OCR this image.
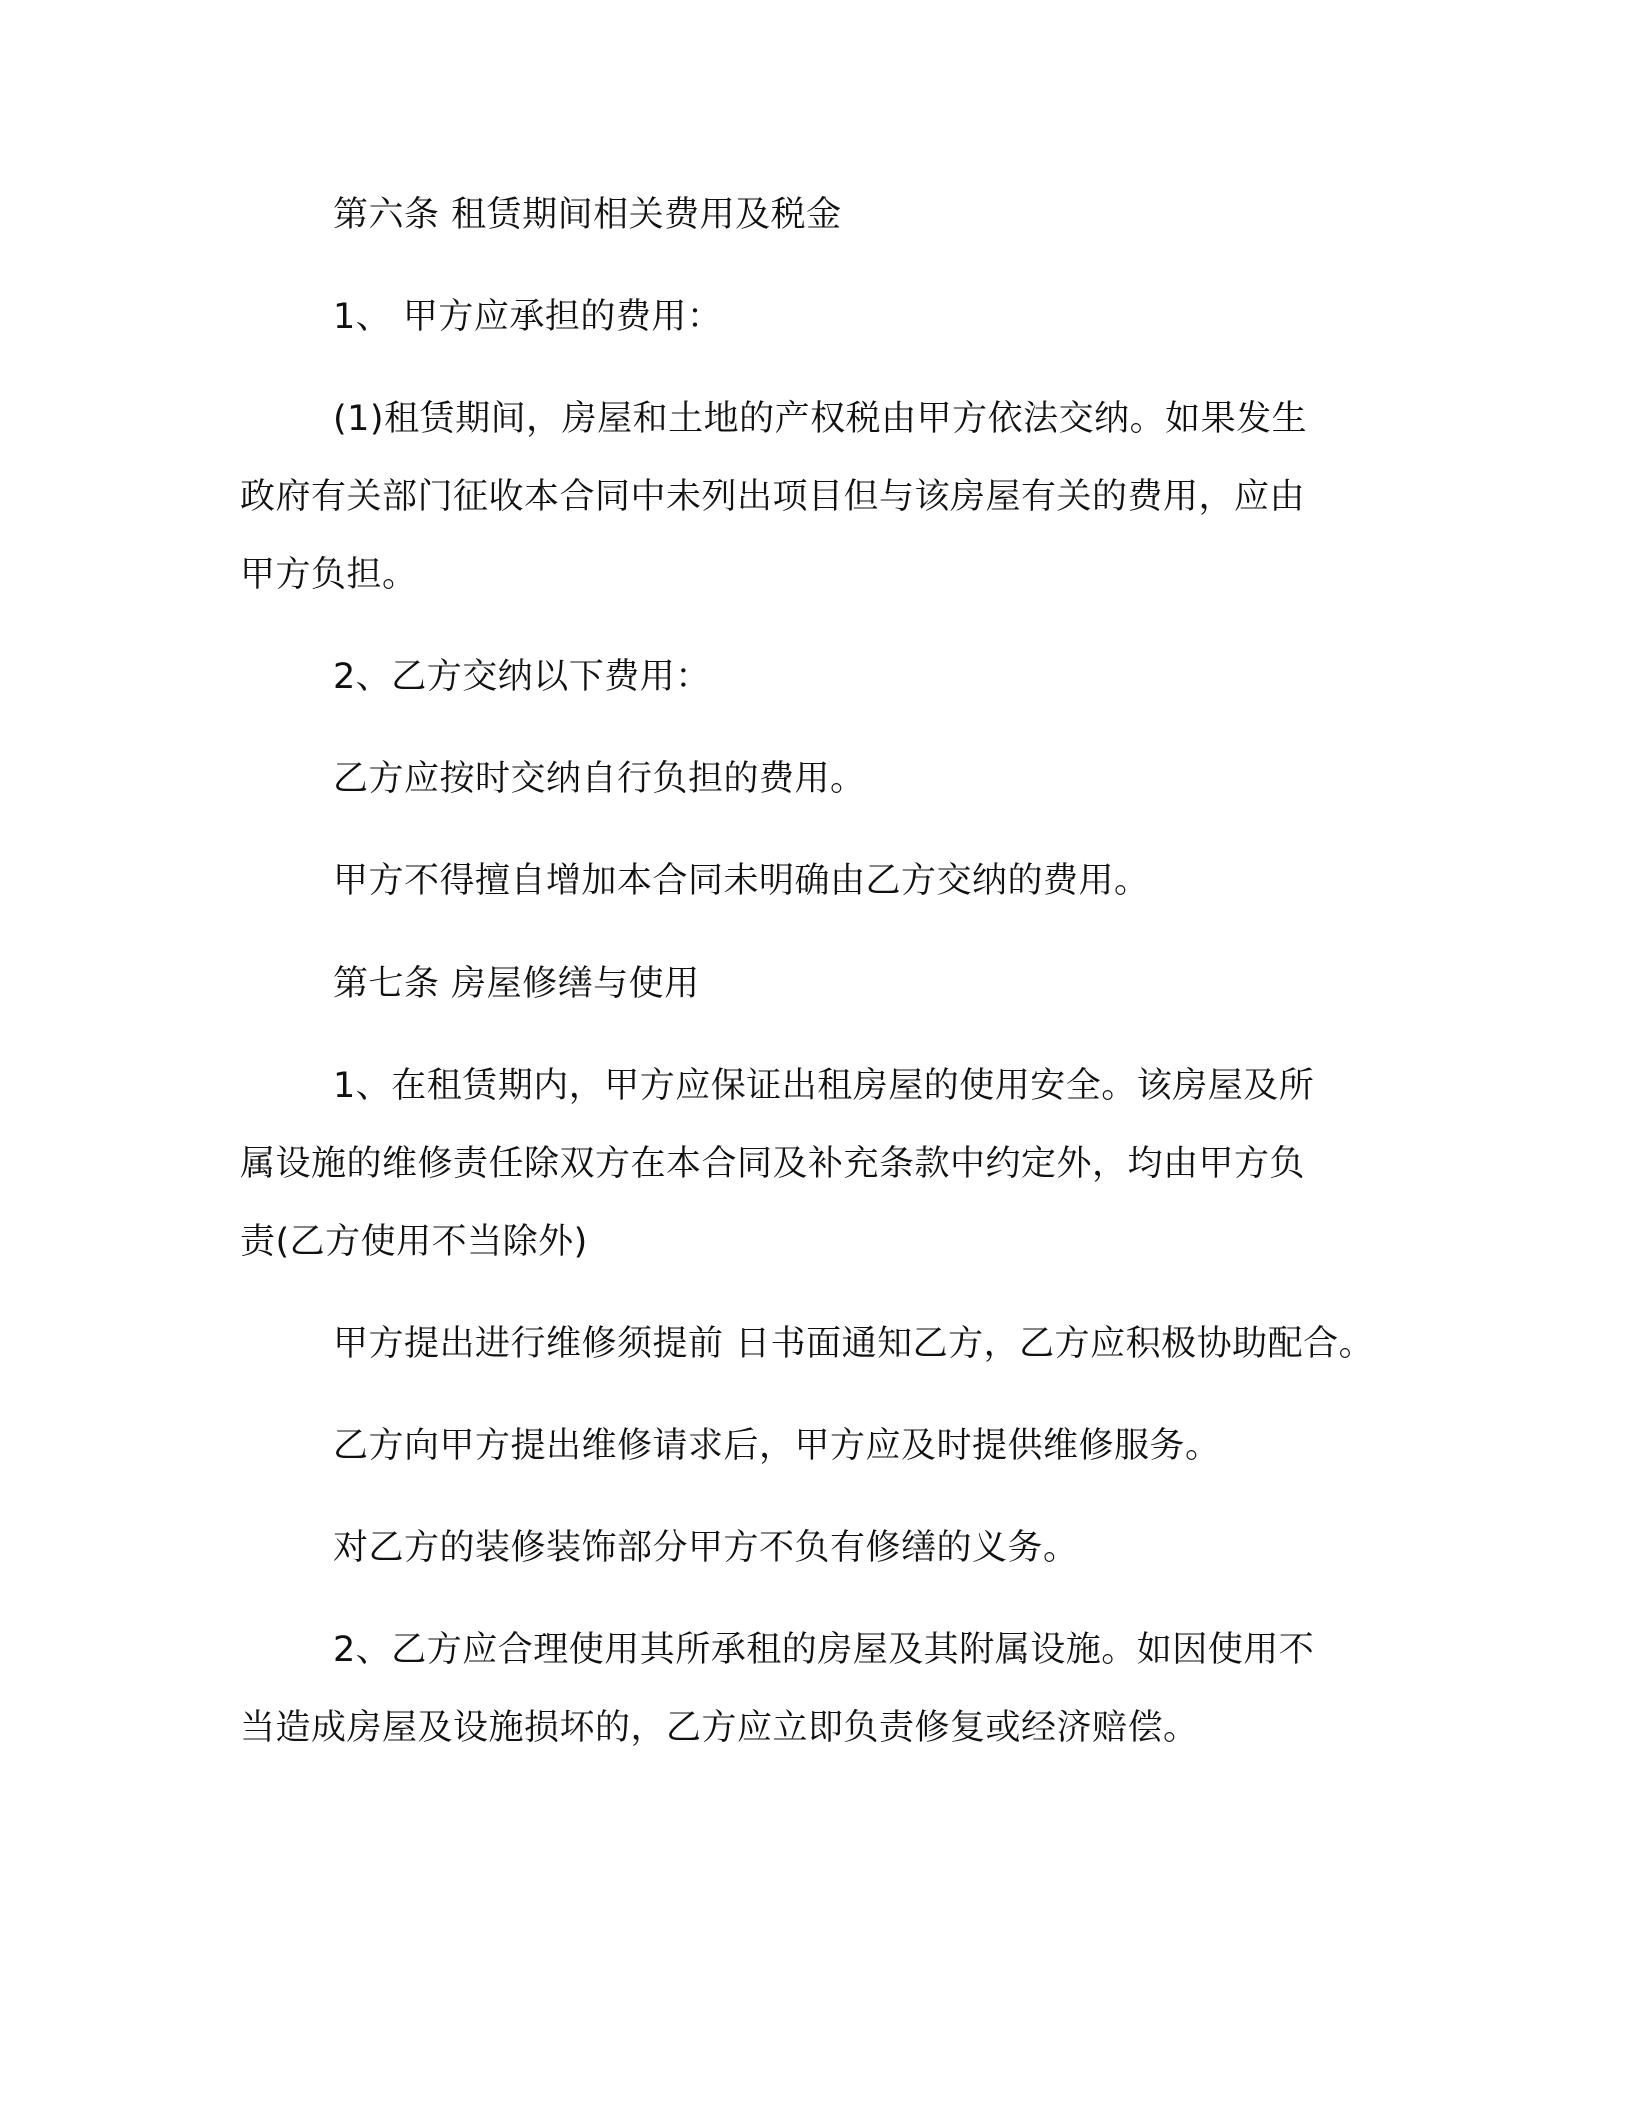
第六条 租赁期间相关费用及税金
1、 甲方应承担的费用：
(1)租赁期间，房屋和土地的产权税由甲方依法交纳。如果发生
政府有关部门征收本合同中未列出项目但与该房屋有关的费用，应由
甲方负担。
2、乙方交纳以下费用：
乙方应按时交纳自行负担的费用。
甲方不得擅自增加本合同未明确由乙方交纳的费用。
第七条 房屋修缮与使用
1、在租赁期内，甲方应保证出租房屋的使用安全。该房屋及所
属设施的维修责任除双方在本合同及补充条款中约定外，均由甲方负
责(乙方使用不当除外)
甲方提出进行维修须提前 日书面通知乙方，乙方应积极协助配合。
乙方向甲方提出维修请求后，甲方应及时提供维修服务。
对乙方的装修装饰部分甲方不负有修缮的义务。
2、乙方应合理使用其所承租的房屋及其附属设施。如因使用不
当造成房屋及设施损坏的，乙方应立即负责修复或经济赔偿。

━━━━━━━━━━━━━━━━━━━━

= Request =
Write out every entry again word for word, without any of the pictures.

= Response =
OCR this image.
第六条 租赁期间相关费用及税金
1、 甲方应承担的费用：
(1)租赁期间，房屋和土地的产权税由甲方依法交纳。如果发生
政府有关部门征收本合同中未列出项目但与该房屋有关的费用，应由
甲方负担。
2、乙方交纳以下费用：
乙方应按时交纳自行负担的费用。
甲方不得擅自增加本合同未明确由乙方交纳的费用。
第七条 房屋修缮与使用
1、在租赁期内，甲方应保证出租房屋的使用安全。该房屋及所
属设施的维修责任除双方在本合同及补充条款中约定外，均由甲方负
责(乙方使用不当除外)
甲方提出进行维修须提前 日书面通知乙方，乙方应积极协助配合。
乙方向甲方提出维修请求后，甲方应及时提供维修服务。
对乙方的装修装饰部分甲方不负有修缮的义务。
2、乙方应合理使用其所承租的房屋及其附属设施。如因使用不
当造成房屋及设施损坏的，乙方应立即负责修复或经济赔偿。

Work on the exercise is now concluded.